— START OF Source extract —

Done right, sparse dot is faster - if the matrices are indeed sparse. But you can't just throw the arrays into the csr_matrix.dot function.
In [68]: N=1000
In [69]: from scipy import sparse
In [70]: A=np.eye(N) # the diagonal is more interesting than all zeros
In [71]: B=np.random.rand(N,N)
Base case - dense matrix product
In [72]: timeit np.dot(B,A)
10 loops, best of 3: 98.8 ms per loop
This time is the same for all arrays of the same size (e.g dot(B,B), dot(A,A)).
Make sparse matrix from both. As has lots of zeros, Bs has none, but it is in sparse format
In [73]: As=sparse.csr_matrix(A)
In [74]: Bs=sparse.csr_matrix(B)
Note the conversion times; they are not trivial
In [101]: timeit sparse.csr_matrix(A)
100 loops, best of 3: 13.8 ms per loop
In [102]: timeit sparse.csr_matrix(B)
10 loops, best of 3: 50.1 ms per loop
Matrix product with the csr matrices can be faster. I'll use the Bs.dot(As) form because it's clearer. Bs*As and np.dot(Bs,As) are equivalent. But don't try np.dot(Bs,A)
In [107]: timeit Bs.dot(As)

— END OF Source extract —

● Problems to solve
**A.** In the sparse matrix timing notes, how long does converting A to a csr_matrix take per loop?
**B.** Pick up the sparse matrix timing notes after the final line shown and carry them forward.
The lines that come next have no connection to the sparse matrix timing notes.

— START OF Excerpted records —

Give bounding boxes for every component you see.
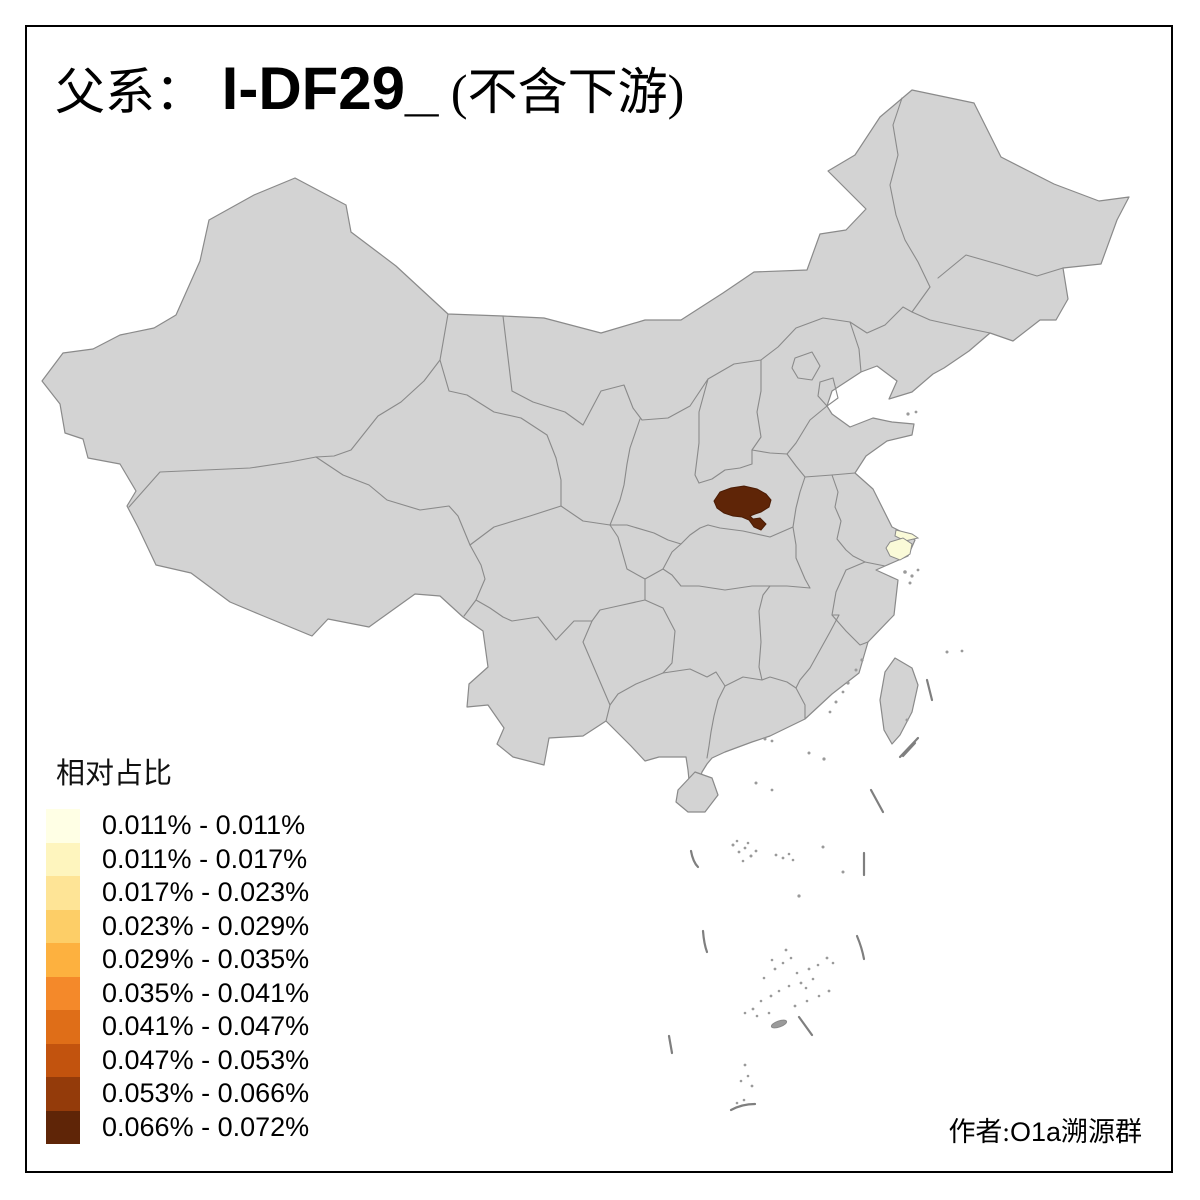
legend-label-0: 0.011% - 0.011% xyxy=(102,810,306,841)
legend-swatch-1 xyxy=(46,842,80,876)
province-borders xyxy=(128,97,1064,759)
legend-label-5: 0.035% - 0.041% xyxy=(102,977,310,1008)
page-title: 父系： I-DF29_ (不含下游) xyxy=(55,52,684,124)
legend-item-4: 0.029% - 0.035% xyxy=(46,943,309,977)
legend: 相对占比 0.011% - 0.011% 0.011% - 0.017% 0.017… xyxy=(46,750,309,1144)
legend-item-6: 0.041% - 0.047% xyxy=(46,1010,309,1044)
hainan-island xyxy=(675,771,719,813)
legend-item-0: 0.011% - 0.011% xyxy=(46,809,309,843)
legend-item-1: 0.011% - 0.017% xyxy=(46,842,309,876)
title-haplogroup-code: I-DF29_ xyxy=(205,55,439,122)
legend-title: 相对占比 xyxy=(56,758,173,790)
legend-label-1: 0.011% - 0.017% xyxy=(102,843,308,874)
taiwan-island xyxy=(879,657,919,745)
credit-prefix: 作者: xyxy=(948,1117,1010,1147)
legend-swatch-7 xyxy=(46,1043,80,1077)
highlighted-region-pale-2 xyxy=(885,537,913,561)
title-suffix: (不含下游) xyxy=(438,64,685,120)
legend-swatch-3 xyxy=(46,909,80,943)
legend-swatch-6 xyxy=(46,1010,80,1044)
legend-label-2: 0.017% - 0.023% xyxy=(102,877,310,908)
legend-swatch-0 xyxy=(46,809,80,843)
legend-label-7: 0.047% - 0.053% xyxy=(102,1044,310,1075)
legend-swatch-8 xyxy=(46,1077,80,1111)
legend-label-6: 0.041% - 0.047% xyxy=(102,1011,310,1042)
legend-item-5: 0.035% - 0.041% xyxy=(46,976,310,1010)
highlighted-region-dark xyxy=(713,485,772,531)
legend-label-4: 0.029% - 0.035% xyxy=(102,944,310,975)
legend-swatch-4 xyxy=(46,943,80,977)
title-prefix: 父系： xyxy=(55,64,205,120)
legend-item-9: 0.066% - 0.072% xyxy=(46,1110,310,1144)
credit-suffix: 溯源群 xyxy=(1061,1117,1142,1147)
legend-swatch-5 xyxy=(46,976,80,1010)
legend-swatch-9 xyxy=(46,1110,80,1144)
legend-label-3: 0.023% - 0.029% xyxy=(102,910,310,941)
legend-items: 0.011% - 0.011% 0.011% - 0.017% 0.017% - 0… xyxy=(46,809,309,1144)
author-credit: 作者:O1a溯源群 xyxy=(948,1110,1142,1149)
coastal-islands xyxy=(763,410,964,743)
credit-group-code: O1a xyxy=(1009,1117,1061,1147)
legend-swatch-2 xyxy=(46,876,80,910)
legend-item-3: 0.023% - 0.029% xyxy=(46,909,310,943)
nine-dash-line xyxy=(667,678,934,1112)
mainland-outline xyxy=(41,89,1130,793)
legend-label-9: 0.066% - 0.072% xyxy=(102,1111,310,1142)
legend-label-8: 0.053% - 0.066% xyxy=(102,1078,310,1109)
south-china-sea-islands xyxy=(731,751,845,1105)
legend-item-7: 0.047% - 0.053% xyxy=(46,1043,310,1077)
legend-item-2: 0.017% - 0.023% xyxy=(46,876,309,910)
legend-item-8: 0.053% - 0.066% xyxy=(46,1077,309,1111)
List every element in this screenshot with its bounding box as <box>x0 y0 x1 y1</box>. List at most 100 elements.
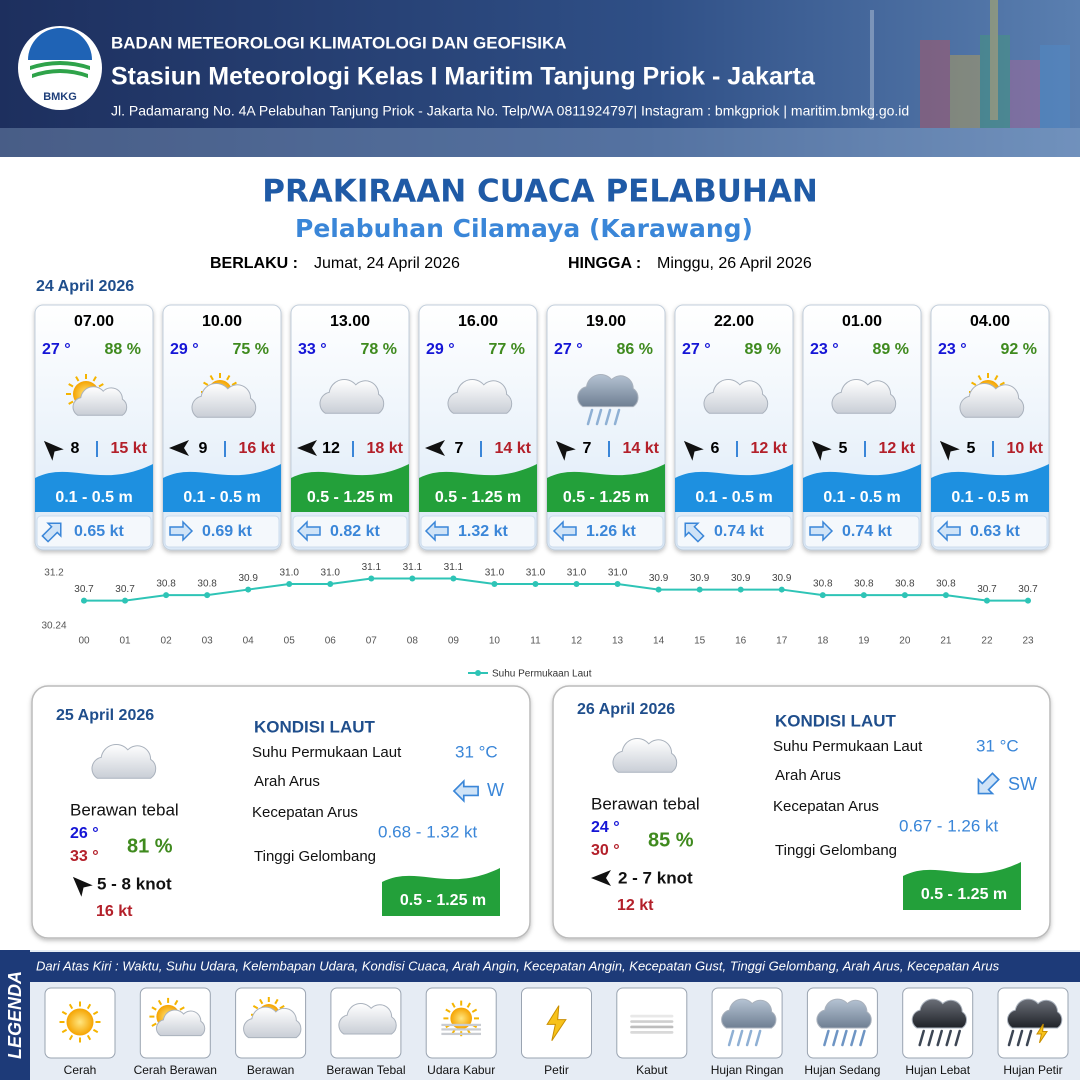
weather-icon <box>66 374 128 416</box>
value-label: 30.9 <box>238 573 258 584</box>
wave-height: 0.5 - 1.25 m <box>307 489 393 506</box>
wind-arrow <box>811 440 832 461</box>
current-arrow <box>424 520 449 542</box>
legend-item-label: Cerah <box>64 1063 97 1077</box>
legend-marker <box>475 670 481 676</box>
wave-shape <box>803 464 921 512</box>
x-tick-label: 05 <box>284 636 296 647</box>
wave-height: 0.1 - 0.5 m <box>823 489 900 506</box>
cloud <box>155 1009 206 1037</box>
wind-speed: 7 <box>455 440 464 457</box>
x-tick-label: 04 <box>243 636 255 647</box>
current-speed: 0.65 kt <box>74 523 124 540</box>
lightning <box>546 1005 567 1041</box>
haze-line <box>441 1023 481 1027</box>
temp-min: 26 ° <box>70 825 99 842</box>
time: 19.00 <box>586 313 626 330</box>
rain-drop <box>754 1029 762 1047</box>
point <box>409 575 416 582</box>
cloud <box>831 378 897 414</box>
legend-item-label: Berawan Tebal <box>326 1063 405 1077</box>
rain-drop <box>745 1029 753 1047</box>
sun-ray <box>279 1005 285 1010</box>
humidity: 92 % <box>1001 341 1037 358</box>
humidity: 77 % <box>489 341 525 358</box>
value-label: 31.0 <box>321 568 341 579</box>
x-tick-label: 15 <box>694 636 706 647</box>
current-box <box>804 515 920 548</box>
legend-item-label: Udara Kabur <box>427 1063 495 1077</box>
sun-ray <box>971 381 977 386</box>
cloud <box>319 378 385 414</box>
wave-height: 0.1 - 0.5 m <box>55 489 132 506</box>
legend-item-label: Hujan Lebat <box>905 1063 970 1077</box>
point <box>491 581 498 588</box>
cloud <box>721 998 777 1029</box>
humidity: 89 % <box>745 341 781 358</box>
value-label: 30.8 <box>936 579 956 590</box>
time: 07.00 <box>74 313 114 330</box>
wind-arrow <box>43 440 64 461</box>
rain-drop <box>823 1029 830 1047</box>
org-name: BADAN METEOROLOGI KLIMATOLOGI DAN GEOFIS… <box>111 33 567 52</box>
point <box>204 592 211 599</box>
humidity: 85 % <box>648 829 694 851</box>
wave-shape <box>675 464 793 512</box>
current-arrow <box>41 522 62 543</box>
wave-shape <box>382 868 500 916</box>
sun-ray <box>157 999 163 1006</box>
legend-label: Suhu Permukaan Laut <box>492 669 592 680</box>
to-label: HINGGA : <box>568 255 641 272</box>
air-temp: 29 ° <box>426 341 455 358</box>
sun-ray <box>231 381 237 386</box>
sun-ray <box>68 1034 74 1041</box>
rain-drop <box>841 1029 848 1047</box>
current-arrow <box>936 520 961 542</box>
sun-ray <box>86 1003 92 1010</box>
humidity: 86 % <box>617 341 653 358</box>
air-temp: 27 ° <box>42 341 71 358</box>
fog-line <box>630 1014 674 1018</box>
point <box>696 586 703 593</box>
gust: 12 kt <box>751 440 788 457</box>
value-label: 30.7 <box>74 584 94 595</box>
sst-label: Suhu Permukaan Laut <box>773 738 923 755</box>
weather-icon <box>91 743 157 779</box>
x-tick-label: 10 <box>489 636 501 647</box>
wave-shape <box>35 464 153 512</box>
legend-item-label: Petir <box>544 1063 569 1077</box>
temp-min: 24 ° <box>591 819 620 836</box>
weather-icon <box>911 998 968 1047</box>
value-label: 30.9 <box>772 573 792 584</box>
current-speed: 1.26 kt <box>586 523 636 540</box>
wind-speed: 7 <box>583 440 592 457</box>
gust: 14 kt <box>495 440 532 457</box>
air-temp: 29 ° <box>170 341 199 358</box>
wave-height: 0.5 - 1.25 m <box>921 886 1007 903</box>
sun-ray <box>274 998 279 1005</box>
value-label: 31.0 <box>279 568 299 579</box>
sun-ray <box>86 1034 92 1041</box>
sea-title: KONDISI LAUT <box>254 717 376 736</box>
wind-speed: 5 <box>967 440 976 457</box>
current-arrow <box>169 520 194 542</box>
sea-title: KONDISI LAUT <box>775 711 897 730</box>
weather-icon <box>319 378 385 414</box>
legend-item-label: Cerah Berawan <box>134 1063 217 1077</box>
logo-text: BMKG <box>43 91 77 103</box>
point <box>532 581 539 588</box>
value-label: 30.8 <box>854 579 874 590</box>
value-label: 30.8 <box>895 579 915 590</box>
wave-shape <box>547 464 665 512</box>
wave-shape <box>163 464 281 512</box>
sst-label: Suhu Permukaan Laut <box>252 744 402 761</box>
current-speed: 0.74 kt <box>842 523 892 540</box>
time: 01.00 <box>842 313 882 330</box>
humidity: 81 % <box>127 835 173 857</box>
current-speed: 0.74 kt <box>714 523 764 540</box>
current-dir-label: Arah Arus <box>775 767 841 784</box>
header-port-art <box>0 0 1080 157</box>
rain-drop <box>850 1029 857 1047</box>
wave-height: 0.1 - 0.5 m <box>951 489 1028 506</box>
rain-drop <box>1025 1029 1033 1047</box>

— END OF Excerpted records —

● Written responses
**A.** 13.8 ms per loop (best of 3).

**B.**
100 loops, best of 3: 19 ms per loop
In [112]: timeit sparse.csr_matrix(B).dot(sparse.csr_matrix(A)).A
10 loops, best of 3: 94.1 ms per loop
Noticeably better than the dense version, but marginally better if we include the conversion times.
But note that times vary widely depending on the sparsity of the matrices
In [108]: timeit As.dot(Bs)
100 loops, best of 3: 10 ms per loop
In [109]: timeit As.dot(B)
100 loops, best of 3: 5.82 ms per loop
In [110]: timeit As.dot(As)
1000 loops, best of 3: 215 µs per loop
In [111]: timeit Bs.dot(Bs)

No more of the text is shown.